YOUR INSTRUCTIONS —
Repeat, without any change, the entries presented below.

THE INPUT —
___
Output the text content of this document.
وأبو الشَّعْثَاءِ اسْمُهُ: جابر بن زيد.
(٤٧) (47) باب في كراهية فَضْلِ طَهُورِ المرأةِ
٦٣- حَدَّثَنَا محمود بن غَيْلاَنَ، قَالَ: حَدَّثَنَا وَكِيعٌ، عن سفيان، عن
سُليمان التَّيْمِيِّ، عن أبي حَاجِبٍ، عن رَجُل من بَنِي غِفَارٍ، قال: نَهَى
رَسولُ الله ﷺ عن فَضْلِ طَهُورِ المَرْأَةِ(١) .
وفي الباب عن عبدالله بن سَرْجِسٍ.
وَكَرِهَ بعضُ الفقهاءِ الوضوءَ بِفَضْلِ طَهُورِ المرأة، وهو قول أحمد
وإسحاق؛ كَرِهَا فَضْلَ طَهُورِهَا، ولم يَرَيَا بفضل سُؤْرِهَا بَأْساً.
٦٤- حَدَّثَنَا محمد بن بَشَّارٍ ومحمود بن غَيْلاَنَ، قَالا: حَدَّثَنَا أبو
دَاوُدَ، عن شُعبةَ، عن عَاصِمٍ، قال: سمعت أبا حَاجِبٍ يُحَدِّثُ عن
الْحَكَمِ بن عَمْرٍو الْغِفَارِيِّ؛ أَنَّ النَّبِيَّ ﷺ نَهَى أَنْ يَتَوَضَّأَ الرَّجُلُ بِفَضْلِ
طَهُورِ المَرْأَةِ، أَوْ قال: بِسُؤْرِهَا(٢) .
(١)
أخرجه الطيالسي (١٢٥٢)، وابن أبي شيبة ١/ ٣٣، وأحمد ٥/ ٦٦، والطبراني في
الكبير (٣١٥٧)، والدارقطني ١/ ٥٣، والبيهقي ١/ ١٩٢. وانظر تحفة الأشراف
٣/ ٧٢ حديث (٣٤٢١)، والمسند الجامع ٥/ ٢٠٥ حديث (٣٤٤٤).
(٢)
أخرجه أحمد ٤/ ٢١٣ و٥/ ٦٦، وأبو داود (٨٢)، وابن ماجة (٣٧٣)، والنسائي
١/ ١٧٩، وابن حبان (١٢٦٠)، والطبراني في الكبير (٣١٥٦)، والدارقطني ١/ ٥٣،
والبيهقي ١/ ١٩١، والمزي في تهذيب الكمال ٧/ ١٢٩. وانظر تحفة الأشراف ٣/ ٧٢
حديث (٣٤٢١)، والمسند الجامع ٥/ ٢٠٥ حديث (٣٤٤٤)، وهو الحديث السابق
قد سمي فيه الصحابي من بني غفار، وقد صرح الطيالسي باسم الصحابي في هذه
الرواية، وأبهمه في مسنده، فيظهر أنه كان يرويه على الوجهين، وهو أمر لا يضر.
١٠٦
___
RESULT BELOW —
Output the text content of this document.
وأبو الشَّعْثَاءِ اسْمُهُ: جابر بن زيد.
(٤٧) (47) باب في كراهية فَضْلِ طَهُورِ المرأةِ
٦٣- حَدَّثَنَا محمود بن غَيْلاَنَ، قَالَ: حَدَّثَنَا وَكِيعٌ، عن سفيان، عن
سُليمان التَّيْمِيِّ، عن أبي حَاجِبٍ، عن رَجُل من بَنِي غِفَارٍ، قال: نَهَى
رَسولُ الله ﷺ عن فَضْلِ طَهُورِ المَرْأَةِ(١) .
وفي الباب عن عبدالله بن سَرْجِسٍ.
وَكَرِهَ بعضُ الفقهاءِ الوضوءَ بِفَضْلِ طَهُورِ المرأة، وهو قول أحمد
وإسحاق؛ كَرِهَا فَضْلَ طَهُورِهَا، ولم يَرَيَا بفضل سُؤْرِهَا بَأْساً.
٦٤- حَدَّثَنَا محمد بن بَشَّارٍ ومحمود بن غَيْلاَنَ، قَالا: حَدَّثَنَا أبو
دَاوُدَ، عن شُعبةَ، عن عَاصِمٍ، قال: سمعت أبا حَاجِبٍ يُحَدِّثُ عن
الْحَكَمِ بن عَمْرٍو الْغِفَارِيِّ؛ أَنَّ النَّبِيَّ ﷺ نَهَى أَنْ يَتَوَضَّأَ الرَّجُلُ بِفَضْلِ
طَهُورِ المَرْأَةِ، أَوْ قال: بِسُؤْرِهَا(٢) .
(١)
أخرجه الطيالسي (١٢٥٢)، وابن أبي شيبة ١/ ٣٣، وأحمد ٥/ ٦٦، والطبراني في
الكبير (٣١٥٧)، والدارقطني ١/ ٥٣، والبيهقي ١/ ١٩٢. وانظر تحفة الأشراف
٣/ ٧٢ حديث (٣٤٢١)، والمسند الجامع ٥/ ٢٠٥ حديث (٣٤٤٤).
(٢)
أخرجه أحمد ٤/ ٢١٣ و٥/ ٦٦، وأبو داود (٨٢)، وابن ماجة (٣٧٣)، والنسائي
١/ ١٧٩، وابن حبان (١٢٦٠)، والطبراني في الكبير (٣١٥٦)، والدارقطني ١/ ٥٣،
والبيهقي ١/ ١٩١، والمزي في تهذيب الكمال ٧/ ١٢٩. وانظر تحفة الأشراف ٣/ ٧٢
حديث (٣٤٢١)، والمسند الجامع ٥/ ٢٠٥ حديث (٣٤٤٤)، وهو الحديث السابق
قد سمي فيه الصحابي من بني غفار، وقد صرح الطيالسي باسم الصحابي في هذه
الرواية، وأبهمه في مسنده، فيظهر أنه كان يرويه على الوجهين، وهو أمر لا يضر.
١٠٦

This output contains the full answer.